OBJECTIVE
Omit all images. Transcribe the rest of the material below exactly.

WORKING DATA
Begin

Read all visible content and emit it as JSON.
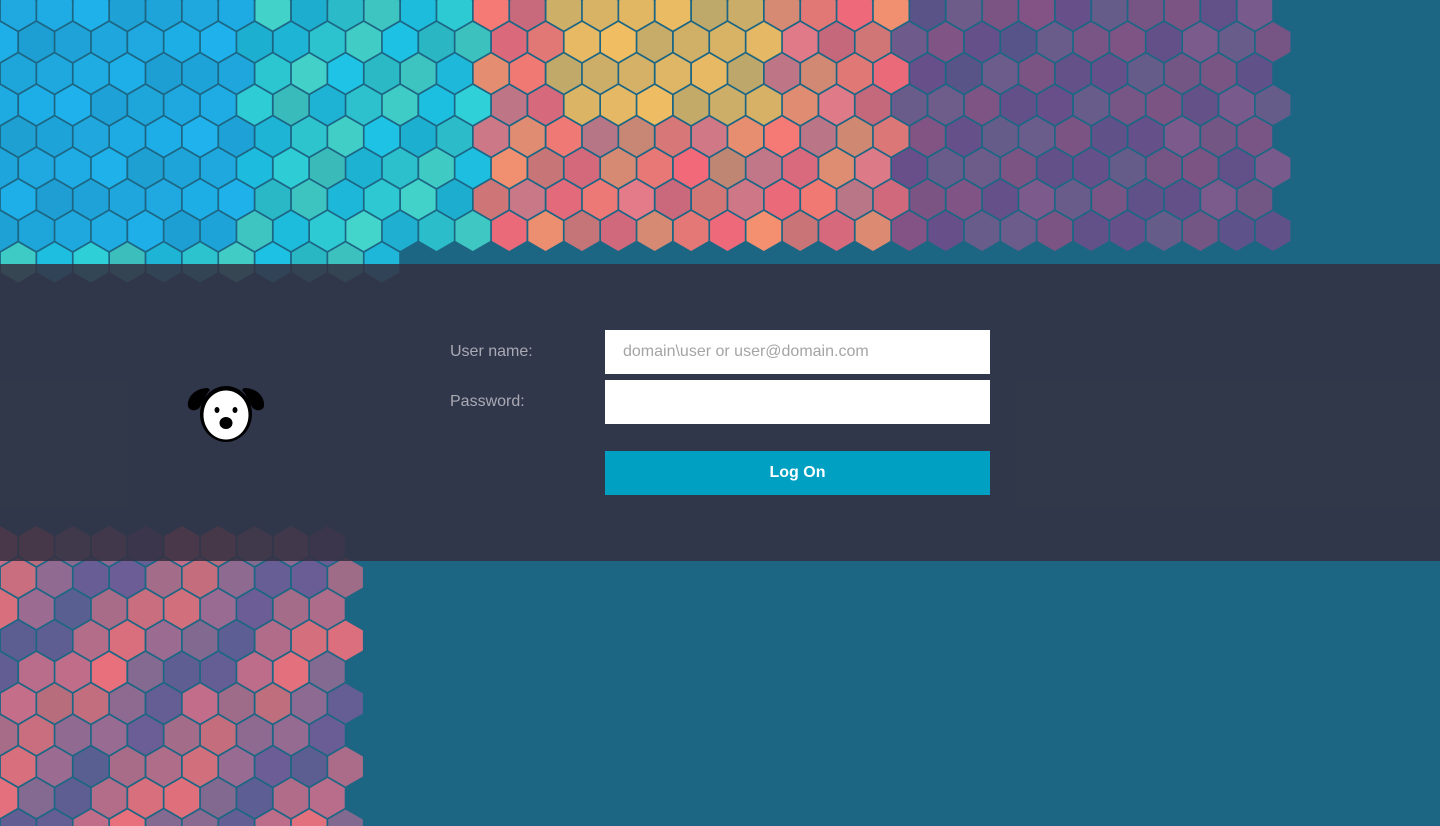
{
  "login": {
    "username_label": "User name:",
    "username_placeholder": "domain\\user or user@domain.com",
    "username_value": "",
    "password_label": "Password:",
    "password_value": "",
    "logon_label": "Log On"
  },
  "logo": {
    "icon": "dog-face-icon"
  },
  "colors": {
    "background": "#1c6684",
    "band": "#343040",
    "button": "#00a0c2",
    "label": "#a9a9b4",
    "field": "#ffffff"
  }
}
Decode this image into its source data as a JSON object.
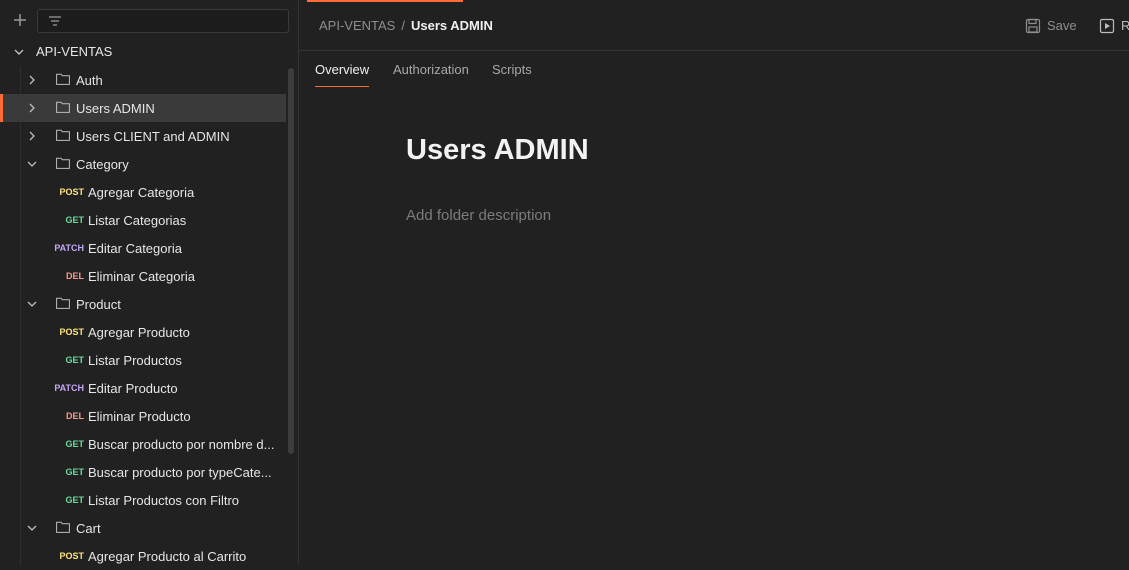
{
  "colors": {
    "accent": "#ff6c37",
    "post": "#ffe47e",
    "get": "#6bdd9a",
    "patch": "#c4a7f3",
    "del": "#f79a8e"
  },
  "sidebar": {
    "collection_name": "API-VENTAS",
    "items": [
      {
        "kind": "folder",
        "label": "Auth",
        "expanded": false,
        "selected": false
      },
      {
        "kind": "folder",
        "label": "Users ADMIN",
        "expanded": false,
        "selected": true
      },
      {
        "kind": "folder",
        "label": "Users CLIENT and ADMIN",
        "expanded": false,
        "selected": false
      },
      {
        "kind": "folder",
        "label": "Category",
        "expanded": true,
        "selected": false
      },
      {
        "kind": "request",
        "method": "POST",
        "label": "Agregar Categoria"
      },
      {
        "kind": "request",
        "method": "GET",
        "label": "Listar Categorias"
      },
      {
        "kind": "request",
        "method": "PATCH",
        "label": "Editar Categoria"
      },
      {
        "kind": "request",
        "method": "DEL",
        "label": "Eliminar Categoria"
      },
      {
        "kind": "folder",
        "label": "Product",
        "expanded": true,
        "selected": false
      },
      {
        "kind": "request",
        "method": "POST",
        "label": "Agregar Producto"
      },
      {
        "kind": "request",
        "method": "GET",
        "label": "Listar Productos"
      },
      {
        "kind": "request",
        "method": "PATCH",
        "label": "Editar Producto"
      },
      {
        "kind": "request",
        "method": "DEL",
        "label": "Eliminar Producto"
      },
      {
        "kind": "request",
        "method": "GET",
        "label": "Buscar producto por nombre d..."
      },
      {
        "kind": "request",
        "method": "GET",
        "label": "Buscar producto por typeCate..."
      },
      {
        "kind": "request",
        "method": "GET",
        "label": "Listar Productos con Filtro"
      },
      {
        "kind": "folder",
        "label": "Cart",
        "expanded": true,
        "selected": false
      },
      {
        "kind": "request",
        "method": "POST",
        "label": "Agregar Producto al Carrito"
      }
    ]
  },
  "header": {
    "breadcrumb_parent": "API-VENTAS",
    "breadcrumb_separator": "/",
    "breadcrumb_current": "Users ADMIN",
    "save_label": "Save",
    "run_label": "R"
  },
  "tabs": [
    {
      "label": "Overview",
      "active": true
    },
    {
      "label": "Authorization",
      "active": false
    },
    {
      "label": "Scripts",
      "active": false
    }
  ],
  "overview": {
    "title": "Users ADMIN",
    "description_placeholder": "Add folder description"
  }
}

End

OUTPUT FOR THIS EXERCISE
Read all visible content and emit it as JSON.
{
  "login": {
    "username_label": "User name:",
    "username_placeholder": "domain\\user or user@domain.com",
    "username_value": "",
    "password_label": "Password:",
    "password_value": "",
    "logon_label": "Log On"
  },
  "logo": {
    "icon": "dog-face-icon"
  },
  "colors": {
    "background": "#1c6684",
    "band": "#343040",
    "button": "#00a0c2",
    "label": "#a9a9b4",
    "field": "#ffffff"
  }
}
Decode this image into its source data as a JSON object.
{
  "colors": {
    "accent": "#ff6c37",
    "post": "#ffe47e",
    "get": "#6bdd9a",
    "patch": "#c4a7f3",
    "del": "#f79a8e"
  },
  "sidebar": {
    "collection_name": "API-VENTAS",
    "items": [
      {
        "kind": "folder",
        "label": "Auth",
        "expanded": false,
        "selected": false
      },
      {
        "kind": "folder",
        "label": "Users ADMIN",
        "expanded": false,
        "selected": true
      },
      {
        "kind": "folder",
        "label": "Users CLIENT and ADMIN",
        "expanded": false,
        "selected": false
      },
      {
        "kind": "folder",
        "label": "Category",
        "expanded": true,
        "selected": false
      },
      {
        "kind": "request",
        "method": "POST",
        "label": "Agregar Categoria"
      },
      {
        "kind": "request",
        "method": "GET",
        "label": "Listar Categorias"
      },
      {
        "kind": "request",
        "method": "PATCH",
        "label": "Editar Categoria"
      },
      {
        "kind": "request",
        "method": "DEL",
        "label": "Eliminar Categoria"
      },
      {
        "kind": "folder",
        "label": "Product",
        "expanded": true,
        "selected": false
      },
      {
        "kind": "request",
        "method": "POST",
        "label": "Agregar Producto"
      },
      {
        "kind": "request",
        "method": "GET",
        "label": "Listar Productos"
      },
      {
        "kind": "request",
        "method": "PATCH",
        "label": "Editar Producto"
      },
      {
        "kind": "request",
        "method": "DEL",
        "label": "Eliminar Producto"
      },
      {
        "kind": "request",
        "method": "GET",
        "label": "Buscar producto por nombre d..."
      },
      {
        "kind": "request",
        "method": "GET",
        "label": "Buscar producto por typeCate..."
      },
      {
        "kind": "request",
        "method": "GET",
        "label": "Listar Productos con Filtro"
      },
      {
        "kind": "folder",
        "label": "Cart",
        "expanded": true,
        "selected": false
      },
      {
        "kind": "request",
        "method": "POST",
        "label": "Agregar Producto al Carrito"
      }
    ]
  },
  "header": {
    "breadcrumb_parent": "API-VENTAS",
    "breadcrumb_separator": "/",
    "breadcrumb_current": "Users ADMIN",
    "save_label": "Save",
    "run_label": "R"
  },
  "tabs": [
    {
      "label": "Overview",
      "active": true
    },
    {
      "label": "Authorization",
      "active": false
    },
    {
      "label": "Scripts",
      "active": false
    }
  ],
  "overview": {
    "title": "Users ADMIN",
    "description_placeholder": "Add folder description"
  }
}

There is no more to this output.